**Requirement 1**: In the jet fuel abstract, over what temperature range were the mass diffusion coefficients measured?
**Requirement 2**: Rewrite the paragraph of the jet fuel abstract that begins "The mass diffusion coefficients of N2" as a short bulleted list that keeps its main facts.
**Requirement 3**: Continue the jet fuel abstract from its final sentence.

**Text section**:
☆ ☆ ☆ ☆ ☆

Shiyu Feng, Chaoyue Li, Xiaotian Peng, Lei Shao and Weihua Liu

The purpose of this study is to measure the mass diffusion coefficient of nitrogen in jet fuel using digital holography interferometry for cost-effective designing and…

Abstract

Purpose

The purpose of this study is to measure the mass diffusion coefficient of nitrogen in jet fuel using digital holography interferometry for cost-effective designing and modeling of the aircraft tank inerting system.

Design/methodology/approach

The mass diffusion coefficients of N2 in RP-3 and RP-5 jet fuels were measured by digital holography interferometry at temperatures ranging from 278.15 to 343.15 K. The Arrhenius equation is used to adequately describe the relationship between mass diffusion coefficients and temperature. The viscosities of RP-3 and RP-5 jet fuels were also measured to examine the accuracy of the Stokes–Einstein model in calculating mass diffusion coefficients.

☆ ☆ ☆ ☆ ☆

**Data shown**:

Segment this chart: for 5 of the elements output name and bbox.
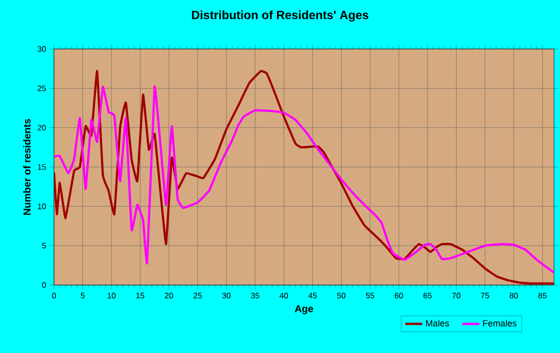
legend-label: Males xyxy=(426,320,449,326)
x-axis-title: Age xyxy=(294,305,314,314)
chart-title: Distribution of Residents' Ages xyxy=(192,10,368,22)
y-axis-title: Number of residents xyxy=(23,118,31,215)
legend-label: Females xyxy=(483,320,516,326)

☆ ☆ ☆ ☆ ☆

**Exercise output 1**: From 278.15 to 343.15 K.

**Exercise output 2**:
- Digital holography interferometry was used to measure mass diffusion coefficients of N2 in RP-3 and RP-5 jet fuels at 278.15–343.15 K.
- The Arrhenius equation adequately describes how these coefficients depend on temperature.
- The viscosities of both fuels were also measured to test the accuracy of the Stokes–Einstein model in calculating mass diffusion coefficients.

**Exercise output 3**:
Findings

As temperature increases from 278.15 to 343.15 K, the mass diffusion coefficients increase 4.23-fold for N2 in RP-3 jet fuel and 5.13-fold for N2 in RP-5 jet fuel. The value of Dµ/T is not constant as the Stokes–Einstein equation expressed, but is a weak linear function of temperature.

Practical implications

A more accurate diffusion model is proposed by fitting the measured Dµ/T with the temperature and calculating the mass diffusion coefficients of N2 in RP-3 and RP-5 jet fuels within 10 per cent relative deviation.

Originality/value

A measurement system for mass diffusion coefficients of N2 in RP-3 and RP-5 jet fuels was constructed based on the digital holography interferometry. The mass diffusion coefficient can be expressed by a uniform polynomial function of temperature and viscosity.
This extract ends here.